Provide an exact reproduction of every entry.

# EXERCISE MATERIAL
------------------------------------------------------------------------
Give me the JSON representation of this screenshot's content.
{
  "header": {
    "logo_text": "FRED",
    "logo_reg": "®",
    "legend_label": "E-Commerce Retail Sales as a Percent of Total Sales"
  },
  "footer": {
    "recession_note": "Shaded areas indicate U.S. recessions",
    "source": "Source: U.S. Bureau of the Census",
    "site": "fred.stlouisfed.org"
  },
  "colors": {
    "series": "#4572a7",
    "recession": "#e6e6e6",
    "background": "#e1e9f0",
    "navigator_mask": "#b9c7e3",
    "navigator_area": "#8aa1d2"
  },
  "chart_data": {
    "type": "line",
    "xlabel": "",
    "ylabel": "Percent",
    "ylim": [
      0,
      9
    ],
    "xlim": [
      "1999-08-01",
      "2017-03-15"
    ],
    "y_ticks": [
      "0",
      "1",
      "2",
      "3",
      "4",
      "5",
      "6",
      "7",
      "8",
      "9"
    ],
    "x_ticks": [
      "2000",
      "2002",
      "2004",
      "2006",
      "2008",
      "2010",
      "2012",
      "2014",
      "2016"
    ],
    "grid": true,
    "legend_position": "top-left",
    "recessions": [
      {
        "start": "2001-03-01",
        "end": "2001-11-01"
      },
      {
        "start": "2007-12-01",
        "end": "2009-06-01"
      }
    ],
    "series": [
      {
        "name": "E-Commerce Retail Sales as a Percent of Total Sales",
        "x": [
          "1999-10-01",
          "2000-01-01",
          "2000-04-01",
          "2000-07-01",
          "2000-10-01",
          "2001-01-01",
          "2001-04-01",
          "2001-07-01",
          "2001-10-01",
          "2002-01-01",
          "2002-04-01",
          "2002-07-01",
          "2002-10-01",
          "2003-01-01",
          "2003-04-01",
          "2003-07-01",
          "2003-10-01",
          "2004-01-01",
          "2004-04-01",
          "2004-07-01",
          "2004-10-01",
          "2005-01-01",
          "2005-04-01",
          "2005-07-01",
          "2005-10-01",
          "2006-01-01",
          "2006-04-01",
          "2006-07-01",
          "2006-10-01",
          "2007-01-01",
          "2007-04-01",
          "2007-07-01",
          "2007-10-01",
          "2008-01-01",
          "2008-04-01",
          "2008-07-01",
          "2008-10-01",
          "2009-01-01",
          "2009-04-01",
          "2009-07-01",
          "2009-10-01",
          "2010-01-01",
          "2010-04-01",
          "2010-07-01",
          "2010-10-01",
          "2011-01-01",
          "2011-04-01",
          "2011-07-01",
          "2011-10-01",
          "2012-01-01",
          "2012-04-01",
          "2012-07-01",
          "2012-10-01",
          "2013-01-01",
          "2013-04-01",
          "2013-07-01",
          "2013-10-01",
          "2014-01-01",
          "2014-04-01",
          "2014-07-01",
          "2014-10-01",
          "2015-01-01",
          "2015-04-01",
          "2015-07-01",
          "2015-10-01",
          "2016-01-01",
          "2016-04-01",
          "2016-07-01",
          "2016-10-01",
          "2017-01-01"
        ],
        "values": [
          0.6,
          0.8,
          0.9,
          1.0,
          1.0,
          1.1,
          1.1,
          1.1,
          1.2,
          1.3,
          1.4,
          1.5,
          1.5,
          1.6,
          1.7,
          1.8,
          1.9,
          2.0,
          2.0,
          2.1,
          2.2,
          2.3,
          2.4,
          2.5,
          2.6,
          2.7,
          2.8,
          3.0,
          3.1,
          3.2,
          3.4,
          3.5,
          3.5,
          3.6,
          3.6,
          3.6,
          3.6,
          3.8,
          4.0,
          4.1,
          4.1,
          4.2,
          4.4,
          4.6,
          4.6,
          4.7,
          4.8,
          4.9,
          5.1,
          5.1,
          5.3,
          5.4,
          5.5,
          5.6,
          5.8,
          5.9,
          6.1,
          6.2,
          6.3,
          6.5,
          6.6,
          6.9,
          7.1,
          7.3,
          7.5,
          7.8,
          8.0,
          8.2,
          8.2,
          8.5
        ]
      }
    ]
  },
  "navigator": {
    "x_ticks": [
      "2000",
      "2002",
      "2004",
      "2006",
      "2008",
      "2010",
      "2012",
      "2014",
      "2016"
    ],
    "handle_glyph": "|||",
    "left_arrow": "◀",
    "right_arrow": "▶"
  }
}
------------------------------------------------------------------------
# EXERCISE ANSWER
Give me the JSON representation of this screenshot's content.
{
  "header": {
    "logo_text": "FRED",
    "logo_reg": "®",
    "legend_label": "E-Commerce Retail Sales as a Percent of Total Sales"
  },
  "footer": {
    "recession_note": "Shaded areas indicate U.S. recessions",
    "source": "Source: U.S. Bureau of the Census",
    "site": "fred.stlouisfed.org"
  },
  "colors": {
    "series": "#4572a7",
    "recession": "#e6e6e6",
    "background": "#e1e9f0",
    "navigator_mask": "#b9c7e3",
    "navigator_area": "#8aa1d2"
  },
  "chart_data": {
    "type": "line",
    "xlabel": "",
    "ylabel": "Percent",
    "ylim": [
      0,
      9
    ],
    "xlim": [
      "1999-08-01",
      "2017-03-15"
    ],
    "y_ticks": [
      "0",
      "1",
      "2",
      "3",
      "4",
      "5",
      "6",
      "7",
      "8",
      "9"
    ],
    "x_ticks": [
      "2000",
      "2002",
      "2004",
      "2006",
      "2008",
      "2010",
      "2012",
      "2014",
      "2016"
    ],
    "grid": true,
    "legend_position": "top-left",
    "recessions": [
      {
        "start": "2001-03-01",
        "end": "2001-11-01"
      },
      {
        "start": "2007-12-01",
        "end": "2009-06-01"
      }
    ],
    "series": [
      {
        "name": "E-Commerce Retail Sales as a Percent of Total Sales",
        "x": [
          "1999-10-01",
          "2000-01-01",
          "2000-04-01",
          "2000-07-01",
          "2000-10-01",
          "2001-01-01",
          "2001-04-01",
          "2001-07-01",
          "2001-10-01",
          "2002-01-01",
          "2002-04-01",
          "2002-07-01",
          "2002-10-01",
          "2003-01-01",
          "2003-04-01",
          "2003-07-01",
          "2003-10-01",
          "2004-01-01",
          "2004-04-01",
          "2004-07-01",
          "2004-10-01",
          "2005-01-01",
          "2005-04-01",
          "2005-07-01",
          "2005-10-01",
          "2006-01-01",
          "2006-04-01",
          "2006-07-01",
          "2006-10-01",
          "2007-01-01",
          "2007-04-01",
          "2007-07-01",
          "2007-10-01",
          "2008-01-01",
          "2008-04-01",
          "2008-07-01",
          "2008-10-01",
          "2009-01-01",
          "2009-04-01",
          "2009-07-01",
          "2009-10-01",
          "2010-01-01",
          "2010-04-01",
          "2010-07-01",
          "2010-10-01",
          "2011-01-01",
          "2011-04-01",
          "2011-07-01",
          "2011-10-01",
          "2012-01-01",
          "2012-04-01",
          "2012-07-01",
          "2012-10-01",
          "2013-01-01",
          "2013-04-01",
          "2013-07-01",
          "2013-10-01",
          "2014-01-01",
          "2014-04-01",
          "2014-07-01",
          "2014-10-01",
          "2015-01-01",
          "2015-04-01",
          "2015-07-01",
          "2015-10-01",
          "2016-01-01",
          "2016-04-01",
          "2016-07-01",
          "2016-10-01",
          "2017-01-01"
        ],
        "values": [
          0.6,
          0.8,
          0.9,
          1.0,
          1.0,
          1.1,
          1.1,
          1.1,
          1.2,
          1.3,
          1.4,
          1.5,
          1.5,
          1.6,
          1.7,
          1.8,
          1.9,
          2.0,
          2.0,
          2.1,
          2.2,
          2.3,
          2.4,
          2.5,
          2.6,
          2.7,
          2.8,
          3.0,
          3.1,
          3.2,
          3.4,
          3.5,
          3.5,
          3.6,
          3.6,
          3.6,
          3.6,
          3.8,
          4.0,
          4.1,
          4.1,
          4.2,
          4.4,
          4.6,
          4.6,
          4.7,
          4.8,
          4.9,
          5.1,
          5.1,
          5.3,
          5.4,
          5.5,
          5.6,
          5.8,
          5.9,
          6.1,
          6.2,
          6.3,
          6.5,
          6.6,
          6.9,
          7.1,
          7.3,
          7.5,
          7.8,
          8.0,
          8.2,
          8.2,
          8.5
        ]
      }
    ]
  },
  "navigator": {
    "x_ticks": [
      "2000",
      "2002",
      "2004",
      "2006",
      "2008",
      "2010",
      "2012",
      "2014",
      "2016"
    ],
    "handle_glyph": "|||",
    "left_arrow": "◀",
    "right_arrow": "▶"
  }
}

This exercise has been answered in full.